## Instructions for the task:
How many lines in the records below hold the string "Users"? Please answer with the number and nothing more.

## Stored data:
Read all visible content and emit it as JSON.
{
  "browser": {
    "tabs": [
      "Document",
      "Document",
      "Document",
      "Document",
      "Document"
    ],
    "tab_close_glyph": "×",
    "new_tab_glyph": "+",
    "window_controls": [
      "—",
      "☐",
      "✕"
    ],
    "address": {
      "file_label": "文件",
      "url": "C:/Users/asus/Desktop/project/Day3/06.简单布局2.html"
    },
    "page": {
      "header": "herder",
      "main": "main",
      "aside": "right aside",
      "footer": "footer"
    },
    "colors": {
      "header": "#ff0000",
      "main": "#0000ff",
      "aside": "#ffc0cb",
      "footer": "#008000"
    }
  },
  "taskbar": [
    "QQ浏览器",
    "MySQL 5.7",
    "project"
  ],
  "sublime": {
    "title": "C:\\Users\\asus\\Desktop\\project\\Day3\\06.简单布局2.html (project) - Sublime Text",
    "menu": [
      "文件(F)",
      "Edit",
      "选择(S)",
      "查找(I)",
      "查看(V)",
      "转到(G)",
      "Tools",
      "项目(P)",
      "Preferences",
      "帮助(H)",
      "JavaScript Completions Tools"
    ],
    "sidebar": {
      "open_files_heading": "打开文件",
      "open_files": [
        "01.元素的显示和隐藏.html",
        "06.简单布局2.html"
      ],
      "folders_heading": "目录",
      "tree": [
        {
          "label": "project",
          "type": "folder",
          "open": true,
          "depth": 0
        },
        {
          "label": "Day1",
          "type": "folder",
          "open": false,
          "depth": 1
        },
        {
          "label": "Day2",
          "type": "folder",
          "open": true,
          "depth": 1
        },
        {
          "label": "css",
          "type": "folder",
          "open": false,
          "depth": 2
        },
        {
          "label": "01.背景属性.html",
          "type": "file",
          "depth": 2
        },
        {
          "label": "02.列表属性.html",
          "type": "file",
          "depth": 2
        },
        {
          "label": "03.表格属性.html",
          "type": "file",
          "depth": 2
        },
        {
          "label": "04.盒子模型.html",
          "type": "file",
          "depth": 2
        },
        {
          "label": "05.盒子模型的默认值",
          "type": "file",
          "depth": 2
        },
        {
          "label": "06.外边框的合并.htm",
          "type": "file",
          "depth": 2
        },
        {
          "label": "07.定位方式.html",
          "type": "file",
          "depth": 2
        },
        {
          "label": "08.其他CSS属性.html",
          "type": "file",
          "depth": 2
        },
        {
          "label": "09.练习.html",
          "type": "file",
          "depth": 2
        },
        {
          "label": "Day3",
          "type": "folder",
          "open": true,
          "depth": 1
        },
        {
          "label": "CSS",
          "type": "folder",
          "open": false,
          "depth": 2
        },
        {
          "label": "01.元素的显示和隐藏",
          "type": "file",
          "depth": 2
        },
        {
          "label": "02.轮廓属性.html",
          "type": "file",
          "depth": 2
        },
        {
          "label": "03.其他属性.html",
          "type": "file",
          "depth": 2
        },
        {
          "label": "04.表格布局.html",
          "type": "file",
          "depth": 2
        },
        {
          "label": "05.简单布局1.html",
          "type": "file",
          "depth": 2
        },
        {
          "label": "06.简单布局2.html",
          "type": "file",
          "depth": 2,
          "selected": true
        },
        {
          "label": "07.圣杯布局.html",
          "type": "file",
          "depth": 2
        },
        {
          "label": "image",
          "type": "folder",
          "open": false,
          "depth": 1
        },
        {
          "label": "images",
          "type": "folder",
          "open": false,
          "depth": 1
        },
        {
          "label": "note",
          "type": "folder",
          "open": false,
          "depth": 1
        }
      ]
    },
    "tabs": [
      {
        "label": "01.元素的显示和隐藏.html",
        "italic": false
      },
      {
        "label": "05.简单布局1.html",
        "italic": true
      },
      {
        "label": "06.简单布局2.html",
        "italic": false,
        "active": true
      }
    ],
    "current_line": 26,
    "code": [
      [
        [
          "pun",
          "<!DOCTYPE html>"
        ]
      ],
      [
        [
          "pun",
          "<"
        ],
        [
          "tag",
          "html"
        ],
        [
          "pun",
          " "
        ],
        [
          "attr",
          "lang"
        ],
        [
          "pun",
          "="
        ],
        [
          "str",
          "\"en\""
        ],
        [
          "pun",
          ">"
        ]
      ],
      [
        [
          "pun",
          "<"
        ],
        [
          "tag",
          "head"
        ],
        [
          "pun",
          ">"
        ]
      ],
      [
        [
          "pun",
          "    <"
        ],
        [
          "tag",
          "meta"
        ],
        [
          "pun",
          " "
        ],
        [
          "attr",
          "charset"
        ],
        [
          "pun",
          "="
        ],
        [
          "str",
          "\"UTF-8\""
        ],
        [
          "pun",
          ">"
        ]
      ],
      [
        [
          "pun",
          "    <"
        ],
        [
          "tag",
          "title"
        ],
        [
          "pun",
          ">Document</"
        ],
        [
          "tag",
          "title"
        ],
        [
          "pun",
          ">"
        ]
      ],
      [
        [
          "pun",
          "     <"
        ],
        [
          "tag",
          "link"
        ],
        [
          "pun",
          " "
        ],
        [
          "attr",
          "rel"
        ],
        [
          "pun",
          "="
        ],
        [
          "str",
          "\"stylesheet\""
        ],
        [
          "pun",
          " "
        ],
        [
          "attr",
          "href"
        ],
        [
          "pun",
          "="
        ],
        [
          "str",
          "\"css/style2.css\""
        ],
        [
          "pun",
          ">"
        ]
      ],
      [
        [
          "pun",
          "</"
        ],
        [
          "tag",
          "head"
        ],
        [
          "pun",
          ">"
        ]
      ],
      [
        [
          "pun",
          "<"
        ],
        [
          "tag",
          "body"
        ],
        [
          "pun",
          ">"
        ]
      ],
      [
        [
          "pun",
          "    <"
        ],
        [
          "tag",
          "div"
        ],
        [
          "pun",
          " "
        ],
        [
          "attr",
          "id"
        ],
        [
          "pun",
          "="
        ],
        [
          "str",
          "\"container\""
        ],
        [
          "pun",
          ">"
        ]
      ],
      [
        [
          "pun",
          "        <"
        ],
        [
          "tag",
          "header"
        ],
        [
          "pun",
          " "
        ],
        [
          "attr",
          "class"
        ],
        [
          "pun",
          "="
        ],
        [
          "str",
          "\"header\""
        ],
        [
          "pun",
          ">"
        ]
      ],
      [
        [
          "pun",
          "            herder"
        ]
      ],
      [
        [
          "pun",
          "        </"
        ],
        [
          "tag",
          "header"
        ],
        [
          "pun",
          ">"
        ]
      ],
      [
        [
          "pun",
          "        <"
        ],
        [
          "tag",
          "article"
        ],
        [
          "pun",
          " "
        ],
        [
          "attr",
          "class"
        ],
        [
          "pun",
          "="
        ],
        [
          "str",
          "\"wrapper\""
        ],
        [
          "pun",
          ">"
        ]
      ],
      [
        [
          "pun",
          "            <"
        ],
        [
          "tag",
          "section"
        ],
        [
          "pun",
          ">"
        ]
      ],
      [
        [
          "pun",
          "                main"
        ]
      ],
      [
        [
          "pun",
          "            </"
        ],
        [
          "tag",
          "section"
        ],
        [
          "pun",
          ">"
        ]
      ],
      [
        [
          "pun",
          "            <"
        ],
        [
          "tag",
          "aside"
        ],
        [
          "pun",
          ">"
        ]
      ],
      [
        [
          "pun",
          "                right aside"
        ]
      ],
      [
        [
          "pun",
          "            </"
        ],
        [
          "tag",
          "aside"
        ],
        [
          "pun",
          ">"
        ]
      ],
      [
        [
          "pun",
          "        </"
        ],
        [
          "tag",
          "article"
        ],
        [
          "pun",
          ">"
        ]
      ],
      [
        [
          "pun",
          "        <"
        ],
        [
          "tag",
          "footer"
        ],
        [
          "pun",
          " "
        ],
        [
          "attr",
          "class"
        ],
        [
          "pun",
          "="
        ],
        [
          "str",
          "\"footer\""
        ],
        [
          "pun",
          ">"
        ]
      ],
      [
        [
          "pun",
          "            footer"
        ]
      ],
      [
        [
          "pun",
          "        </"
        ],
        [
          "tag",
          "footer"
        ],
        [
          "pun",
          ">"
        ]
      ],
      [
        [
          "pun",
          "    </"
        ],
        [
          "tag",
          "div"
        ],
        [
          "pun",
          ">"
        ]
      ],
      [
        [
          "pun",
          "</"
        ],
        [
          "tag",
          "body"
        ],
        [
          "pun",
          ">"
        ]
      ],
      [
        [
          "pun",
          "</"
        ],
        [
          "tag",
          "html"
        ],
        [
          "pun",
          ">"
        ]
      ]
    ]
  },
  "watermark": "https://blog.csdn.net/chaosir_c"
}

## Answer below:
2